What you are asked to do: Repeat the material below word for word and leave out all pictures.

---

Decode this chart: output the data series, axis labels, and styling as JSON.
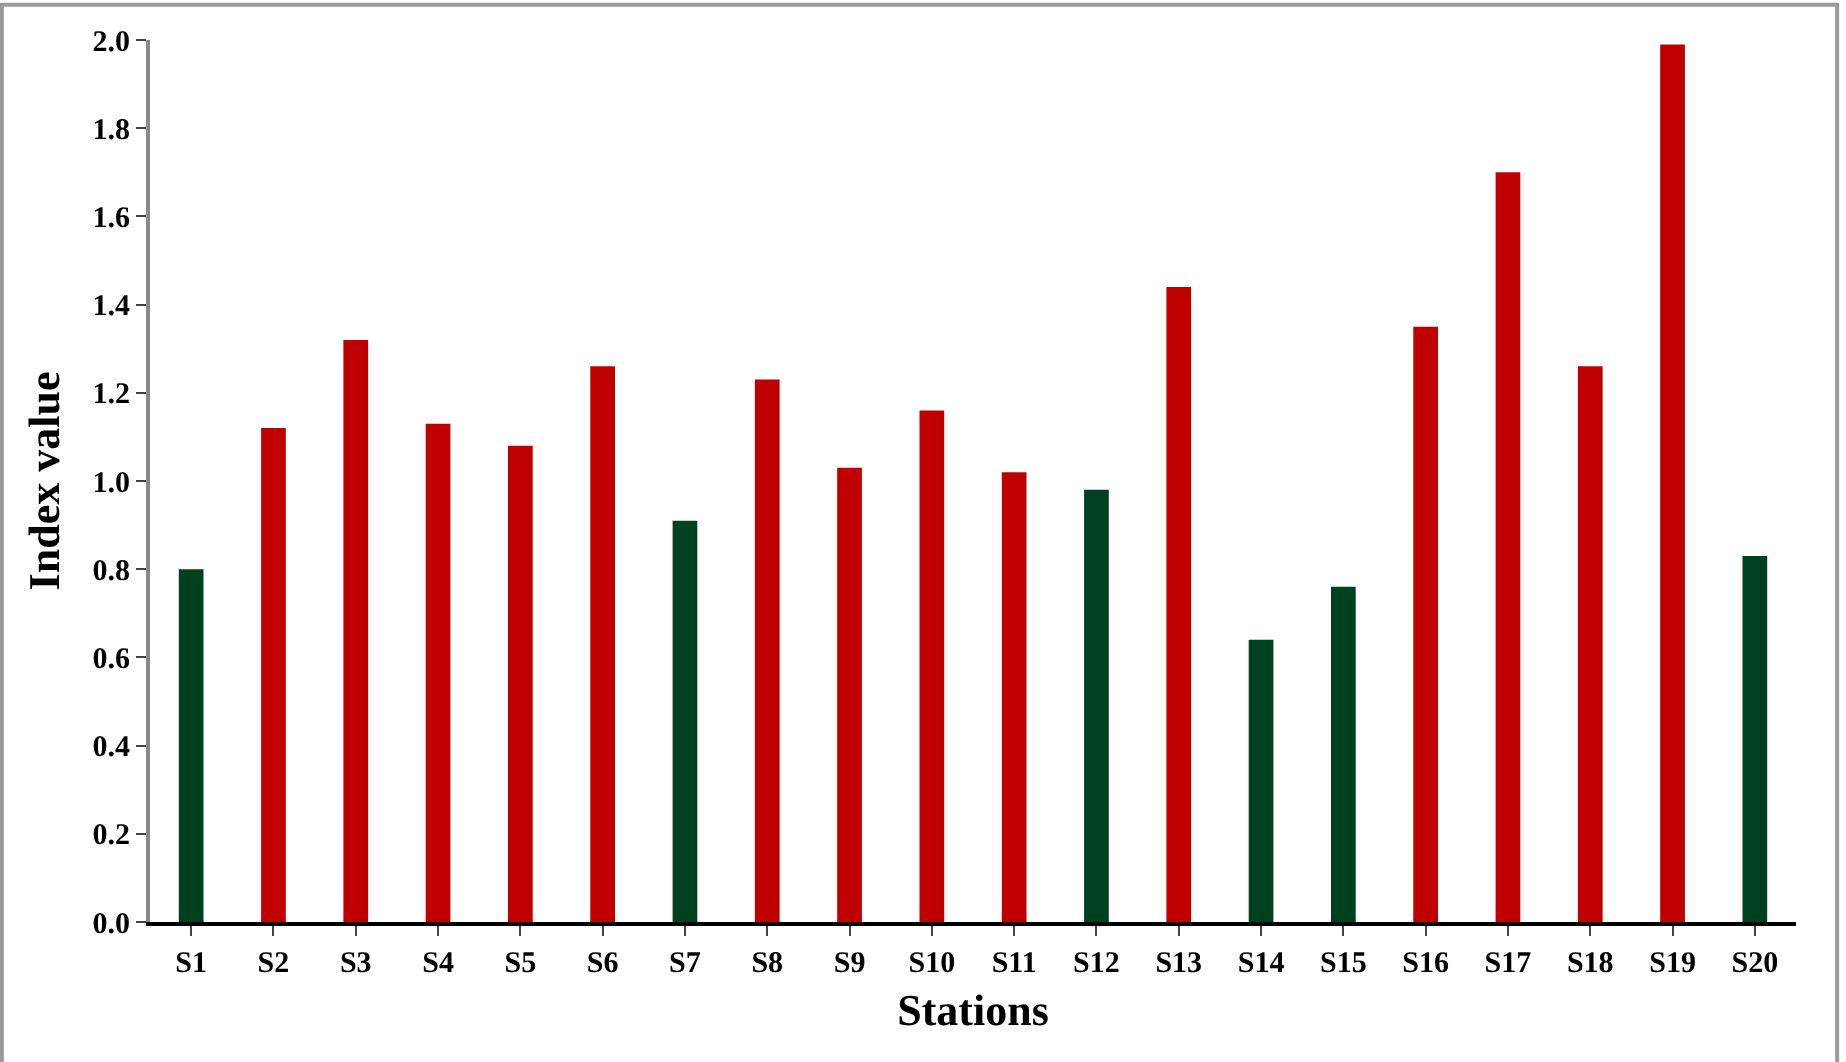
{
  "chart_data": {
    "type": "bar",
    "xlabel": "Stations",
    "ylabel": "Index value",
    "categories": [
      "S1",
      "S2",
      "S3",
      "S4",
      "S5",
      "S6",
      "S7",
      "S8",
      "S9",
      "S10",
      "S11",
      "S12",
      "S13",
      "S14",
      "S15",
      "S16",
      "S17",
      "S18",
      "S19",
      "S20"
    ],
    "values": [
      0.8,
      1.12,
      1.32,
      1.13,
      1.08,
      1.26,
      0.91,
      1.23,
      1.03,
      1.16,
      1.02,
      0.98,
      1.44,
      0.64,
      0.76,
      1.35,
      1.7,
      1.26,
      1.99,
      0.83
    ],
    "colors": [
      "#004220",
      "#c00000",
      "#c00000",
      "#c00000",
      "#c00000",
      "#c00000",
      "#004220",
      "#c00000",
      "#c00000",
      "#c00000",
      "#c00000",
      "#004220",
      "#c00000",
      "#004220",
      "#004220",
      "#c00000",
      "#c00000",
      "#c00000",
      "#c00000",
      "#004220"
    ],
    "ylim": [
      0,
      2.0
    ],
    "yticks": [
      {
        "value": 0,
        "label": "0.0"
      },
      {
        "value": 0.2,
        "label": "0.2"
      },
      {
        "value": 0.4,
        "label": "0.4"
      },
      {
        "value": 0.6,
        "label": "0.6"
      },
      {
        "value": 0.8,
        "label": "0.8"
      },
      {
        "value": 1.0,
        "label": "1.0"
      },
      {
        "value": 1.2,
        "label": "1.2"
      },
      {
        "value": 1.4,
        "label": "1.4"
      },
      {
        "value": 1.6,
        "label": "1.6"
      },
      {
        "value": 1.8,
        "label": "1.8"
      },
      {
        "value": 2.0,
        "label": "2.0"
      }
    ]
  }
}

---

Correct result:
Decode this chart: output the data series, axis labels, and styling as JSON.
{
  "chart_data": {
    "type": "bar",
    "xlabel": "Stations",
    "ylabel": "Index value",
    "categories": [
      "S1",
      "S2",
      "S3",
      "S4",
      "S5",
      "S6",
      "S7",
      "S8",
      "S9",
      "S10",
      "S11",
      "S12",
      "S13",
      "S14",
      "S15",
      "S16",
      "S17",
      "S18",
      "S19",
      "S20"
    ],
    "values": [
      0.8,
      1.12,
      1.32,
      1.13,
      1.08,
      1.26,
      0.91,
      1.23,
      1.03,
      1.16,
      1.02,
      0.98,
      1.44,
      0.64,
      0.76,
      1.35,
      1.7,
      1.26,
      1.99,
      0.83
    ],
    "colors": [
      "#004220",
      "#c00000",
      "#c00000",
      "#c00000",
      "#c00000",
      "#c00000",
      "#004220",
      "#c00000",
      "#c00000",
      "#c00000",
      "#c00000",
      "#004220",
      "#c00000",
      "#004220",
      "#004220",
      "#c00000",
      "#c00000",
      "#c00000",
      "#c00000",
      "#004220"
    ],
    "ylim": [
      0,
      2.0
    ],
    "yticks": [
      {
        "value": 0,
        "label": "0.0"
      },
      {
        "value": 0.2,
        "label": "0.2"
      },
      {
        "value": 0.4,
        "label": "0.4"
      },
      {
        "value": 0.6,
        "label": "0.6"
      },
      {
        "value": 0.8,
        "label": "0.8"
      },
      {
        "value": 1.0,
        "label": "1.0"
      },
      {
        "value": 1.2,
        "label": "1.2"
      },
      {
        "value": 1.4,
        "label": "1.4"
      },
      {
        "value": 1.6,
        "label": "1.6"
      },
      {
        "value": 1.8,
        "label": "1.8"
      },
      {
        "value": 2.0,
        "label": "2.0"
      }
    ]
  }
}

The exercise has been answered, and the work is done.